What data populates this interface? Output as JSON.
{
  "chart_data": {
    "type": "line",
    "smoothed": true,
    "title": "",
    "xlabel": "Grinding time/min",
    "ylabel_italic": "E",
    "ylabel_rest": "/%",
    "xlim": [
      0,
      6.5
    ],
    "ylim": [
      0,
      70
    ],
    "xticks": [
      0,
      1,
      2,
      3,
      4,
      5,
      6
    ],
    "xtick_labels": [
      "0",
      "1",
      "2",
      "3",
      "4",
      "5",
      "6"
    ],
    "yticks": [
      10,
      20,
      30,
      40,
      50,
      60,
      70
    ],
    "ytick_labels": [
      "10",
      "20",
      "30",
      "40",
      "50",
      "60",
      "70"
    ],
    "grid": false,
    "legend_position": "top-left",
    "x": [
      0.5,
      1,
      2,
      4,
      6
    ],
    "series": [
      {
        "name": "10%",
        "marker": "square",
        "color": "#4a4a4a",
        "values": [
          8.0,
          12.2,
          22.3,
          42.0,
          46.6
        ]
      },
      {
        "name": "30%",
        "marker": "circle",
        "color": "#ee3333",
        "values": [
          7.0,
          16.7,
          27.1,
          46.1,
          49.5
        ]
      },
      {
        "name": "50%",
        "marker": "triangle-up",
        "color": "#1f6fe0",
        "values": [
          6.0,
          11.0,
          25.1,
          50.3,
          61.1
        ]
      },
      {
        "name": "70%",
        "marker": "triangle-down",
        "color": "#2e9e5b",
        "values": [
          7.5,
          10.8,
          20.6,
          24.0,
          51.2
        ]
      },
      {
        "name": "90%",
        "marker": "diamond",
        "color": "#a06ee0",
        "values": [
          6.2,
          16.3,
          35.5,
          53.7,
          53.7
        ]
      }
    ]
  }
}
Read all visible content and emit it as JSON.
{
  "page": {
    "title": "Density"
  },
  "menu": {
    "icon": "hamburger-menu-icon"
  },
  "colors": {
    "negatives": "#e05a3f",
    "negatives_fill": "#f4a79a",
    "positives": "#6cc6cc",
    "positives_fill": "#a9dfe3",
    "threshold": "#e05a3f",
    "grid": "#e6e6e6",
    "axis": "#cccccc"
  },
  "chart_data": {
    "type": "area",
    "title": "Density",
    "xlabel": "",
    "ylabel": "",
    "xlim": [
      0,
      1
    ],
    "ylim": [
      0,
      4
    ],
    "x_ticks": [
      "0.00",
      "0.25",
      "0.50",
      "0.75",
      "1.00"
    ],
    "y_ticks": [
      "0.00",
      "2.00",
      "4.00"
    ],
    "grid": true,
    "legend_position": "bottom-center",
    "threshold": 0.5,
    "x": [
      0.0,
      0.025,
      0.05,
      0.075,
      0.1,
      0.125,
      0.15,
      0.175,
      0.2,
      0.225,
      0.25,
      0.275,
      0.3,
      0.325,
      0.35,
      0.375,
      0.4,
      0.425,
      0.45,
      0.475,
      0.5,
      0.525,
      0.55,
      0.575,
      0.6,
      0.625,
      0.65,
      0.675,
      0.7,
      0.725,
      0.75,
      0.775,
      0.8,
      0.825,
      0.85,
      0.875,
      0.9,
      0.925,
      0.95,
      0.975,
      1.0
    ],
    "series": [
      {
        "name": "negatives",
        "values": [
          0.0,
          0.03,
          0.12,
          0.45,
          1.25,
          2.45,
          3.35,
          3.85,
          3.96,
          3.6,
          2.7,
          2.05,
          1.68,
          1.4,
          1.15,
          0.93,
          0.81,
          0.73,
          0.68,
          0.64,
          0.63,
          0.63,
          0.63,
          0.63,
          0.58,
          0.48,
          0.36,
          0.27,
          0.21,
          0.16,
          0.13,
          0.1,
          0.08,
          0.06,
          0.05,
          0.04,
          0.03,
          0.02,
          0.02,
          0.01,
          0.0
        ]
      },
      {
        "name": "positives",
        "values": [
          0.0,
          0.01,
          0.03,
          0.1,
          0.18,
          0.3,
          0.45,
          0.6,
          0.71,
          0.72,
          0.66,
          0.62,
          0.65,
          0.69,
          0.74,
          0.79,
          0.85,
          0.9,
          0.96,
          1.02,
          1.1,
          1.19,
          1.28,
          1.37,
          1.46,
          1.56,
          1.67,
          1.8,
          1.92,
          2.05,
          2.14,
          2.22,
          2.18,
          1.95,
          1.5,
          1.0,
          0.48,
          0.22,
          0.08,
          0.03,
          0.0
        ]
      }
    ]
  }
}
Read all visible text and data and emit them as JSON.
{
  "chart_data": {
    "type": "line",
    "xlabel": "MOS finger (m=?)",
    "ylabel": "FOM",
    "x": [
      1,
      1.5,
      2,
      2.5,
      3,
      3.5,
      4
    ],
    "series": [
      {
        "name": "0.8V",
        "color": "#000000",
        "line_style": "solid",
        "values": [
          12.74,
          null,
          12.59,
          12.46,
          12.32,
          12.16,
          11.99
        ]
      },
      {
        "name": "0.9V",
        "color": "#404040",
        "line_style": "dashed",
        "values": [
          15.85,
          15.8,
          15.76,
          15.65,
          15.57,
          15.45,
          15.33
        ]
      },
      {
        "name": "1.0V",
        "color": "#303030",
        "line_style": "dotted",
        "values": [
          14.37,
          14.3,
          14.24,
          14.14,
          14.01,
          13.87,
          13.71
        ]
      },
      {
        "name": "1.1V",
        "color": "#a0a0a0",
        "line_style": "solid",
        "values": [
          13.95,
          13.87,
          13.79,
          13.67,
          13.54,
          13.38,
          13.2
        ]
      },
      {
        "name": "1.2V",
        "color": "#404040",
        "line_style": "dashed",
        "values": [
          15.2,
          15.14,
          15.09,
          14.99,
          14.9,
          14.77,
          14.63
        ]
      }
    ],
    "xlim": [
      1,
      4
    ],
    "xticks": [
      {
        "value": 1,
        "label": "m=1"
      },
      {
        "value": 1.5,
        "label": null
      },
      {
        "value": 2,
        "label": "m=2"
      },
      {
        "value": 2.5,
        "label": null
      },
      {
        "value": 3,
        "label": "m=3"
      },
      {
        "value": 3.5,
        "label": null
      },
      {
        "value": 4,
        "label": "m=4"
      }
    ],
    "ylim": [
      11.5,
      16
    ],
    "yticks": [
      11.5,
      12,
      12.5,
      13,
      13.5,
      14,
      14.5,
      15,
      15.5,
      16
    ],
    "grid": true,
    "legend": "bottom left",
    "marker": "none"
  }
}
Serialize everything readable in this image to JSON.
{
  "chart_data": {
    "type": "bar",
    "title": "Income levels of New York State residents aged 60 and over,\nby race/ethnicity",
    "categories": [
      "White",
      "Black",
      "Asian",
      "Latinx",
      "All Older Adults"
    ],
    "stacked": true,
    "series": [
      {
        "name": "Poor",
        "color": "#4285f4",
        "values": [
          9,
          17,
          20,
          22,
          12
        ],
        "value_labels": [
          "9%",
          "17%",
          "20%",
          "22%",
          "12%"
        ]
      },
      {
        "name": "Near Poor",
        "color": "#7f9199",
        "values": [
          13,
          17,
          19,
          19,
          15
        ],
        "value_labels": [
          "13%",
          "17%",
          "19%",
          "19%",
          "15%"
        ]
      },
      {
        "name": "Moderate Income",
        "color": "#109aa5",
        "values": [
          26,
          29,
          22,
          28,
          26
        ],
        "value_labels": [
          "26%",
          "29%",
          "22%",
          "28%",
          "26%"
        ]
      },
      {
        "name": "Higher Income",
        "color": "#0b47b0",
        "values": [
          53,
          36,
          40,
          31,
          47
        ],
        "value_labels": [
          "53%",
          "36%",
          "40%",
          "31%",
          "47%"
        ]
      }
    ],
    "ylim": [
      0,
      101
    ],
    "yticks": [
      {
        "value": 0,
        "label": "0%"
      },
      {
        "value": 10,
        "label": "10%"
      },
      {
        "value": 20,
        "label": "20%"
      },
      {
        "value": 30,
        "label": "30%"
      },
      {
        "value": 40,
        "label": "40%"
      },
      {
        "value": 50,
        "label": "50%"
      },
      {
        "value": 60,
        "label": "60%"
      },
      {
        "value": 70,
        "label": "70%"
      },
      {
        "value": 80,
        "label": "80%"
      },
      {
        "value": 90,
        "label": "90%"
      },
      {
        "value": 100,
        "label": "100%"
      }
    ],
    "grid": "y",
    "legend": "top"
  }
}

####

Looking at the records above, say how many lines hold the string "xlabel". Write nothing but the number.

3